Dataset entries
━━━━━━━━

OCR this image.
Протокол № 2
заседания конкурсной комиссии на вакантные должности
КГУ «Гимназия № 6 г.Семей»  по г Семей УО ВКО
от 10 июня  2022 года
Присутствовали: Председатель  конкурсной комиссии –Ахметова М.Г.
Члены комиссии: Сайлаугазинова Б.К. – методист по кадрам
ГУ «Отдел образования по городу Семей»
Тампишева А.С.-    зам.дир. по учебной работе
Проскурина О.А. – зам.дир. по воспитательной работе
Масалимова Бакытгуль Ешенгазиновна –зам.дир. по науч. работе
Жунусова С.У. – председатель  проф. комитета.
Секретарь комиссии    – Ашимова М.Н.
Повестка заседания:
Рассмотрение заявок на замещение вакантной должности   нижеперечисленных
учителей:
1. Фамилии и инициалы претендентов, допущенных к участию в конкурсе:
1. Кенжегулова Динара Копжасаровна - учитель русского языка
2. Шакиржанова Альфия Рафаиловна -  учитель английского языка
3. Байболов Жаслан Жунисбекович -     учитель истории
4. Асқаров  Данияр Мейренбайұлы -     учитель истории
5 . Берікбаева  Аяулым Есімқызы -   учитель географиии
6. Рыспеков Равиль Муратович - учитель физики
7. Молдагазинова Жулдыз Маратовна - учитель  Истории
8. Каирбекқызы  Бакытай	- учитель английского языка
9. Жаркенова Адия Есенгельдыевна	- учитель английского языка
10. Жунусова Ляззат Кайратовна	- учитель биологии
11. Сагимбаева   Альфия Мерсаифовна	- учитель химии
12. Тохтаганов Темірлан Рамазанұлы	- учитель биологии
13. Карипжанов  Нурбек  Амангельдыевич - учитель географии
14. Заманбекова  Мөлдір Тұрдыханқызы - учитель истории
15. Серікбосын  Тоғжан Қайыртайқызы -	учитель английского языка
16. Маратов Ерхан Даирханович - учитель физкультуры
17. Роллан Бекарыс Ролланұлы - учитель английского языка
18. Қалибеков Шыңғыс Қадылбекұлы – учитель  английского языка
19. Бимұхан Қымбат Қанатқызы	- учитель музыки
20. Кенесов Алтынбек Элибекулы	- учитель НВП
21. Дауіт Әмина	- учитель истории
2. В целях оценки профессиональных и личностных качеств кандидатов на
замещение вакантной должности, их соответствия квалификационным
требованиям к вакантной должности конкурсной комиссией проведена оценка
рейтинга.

━━━━━━━━

▶ _Objective_:
Copy out the full listing exactly.

▶ _Response to this task_:
OCR this image.
Протокол № 2
заседания конкурсной комиссии на вакантные должности
КГУ «Гимназия № 6 г.Семей»  по г Семей УО ВКО
от 10 июня  2022 года
Присутствовали: Председатель  конкурсной комиссии –Ахметова М.Г.
Члены комиссии: Сайлаугазинова Б.К. – методист по кадрам
ГУ «Отдел образования по городу Семей»
Тампишева А.С.-    зам.дир. по учебной работе
Проскурина О.А. – зам.дир. по воспитательной работе
Масалимова Бакытгуль Ешенгазиновна –зам.дир. по науч. работе
Жунусова С.У. – председатель  проф. комитета.
Секретарь комиссии    – Ашимова М.Н.
Повестка заседания:
Рассмотрение заявок на замещение вакантной должности   нижеперечисленных
учителей:
1. Фамилии и инициалы претендентов, допущенных к участию в конкурсе:
1. Кенжегулова Динара Копжасаровна - учитель русского языка
2. Шакиржанова Альфия Рафаиловна -  учитель английского языка
3. Байболов Жаслан Жунисбекович -     учитель истории
4. Асқаров  Данияр Мейренбайұлы -     учитель истории
5 . Берікбаева  Аяулым Есімқызы -   учитель географиии
6. Рыспеков Равиль Муратович - учитель физики
7. Молдагазинова Жулдыз Маратовна - учитель  Истории
8. Каирбекқызы  Бакытай	- учитель английского языка
9. Жаркенова Адия Есенгельдыевна	- учитель английского языка
10. Жунусова Ляззат Кайратовна	- учитель биологии
11. Сагимбаева   Альфия Мерсаифовна	- учитель химии
12. Тохтаганов Темірлан Рамазанұлы	- учитель биологии
13. Карипжанов  Нурбек  Амангельдыевич - учитель географии
14. Заманбекова  Мөлдір Тұрдыханқызы - учитель истории
15. Серікбосын  Тоғжан Қайыртайқызы -	учитель английского языка
16. Маратов Ерхан Даирханович - учитель физкультуры
17. Роллан Бекарыс Ролланұлы - учитель английского языка
18. Қалибеков Шыңғыс Қадылбекұлы – учитель  английского языка
19. Бимұхан Қымбат Қанатқызы	- учитель музыки
20. Кенесов Алтынбек Элибекулы	- учитель НВП
21. Дауіт Әмина	- учитель истории
2. В целях оценки профессиональных и личностных качеств кандидатов на
замещение вакантной должности, их соответствия квалификационным
требованиям к вакантной должности конкурсной комиссией проведена оценка
рейтинга.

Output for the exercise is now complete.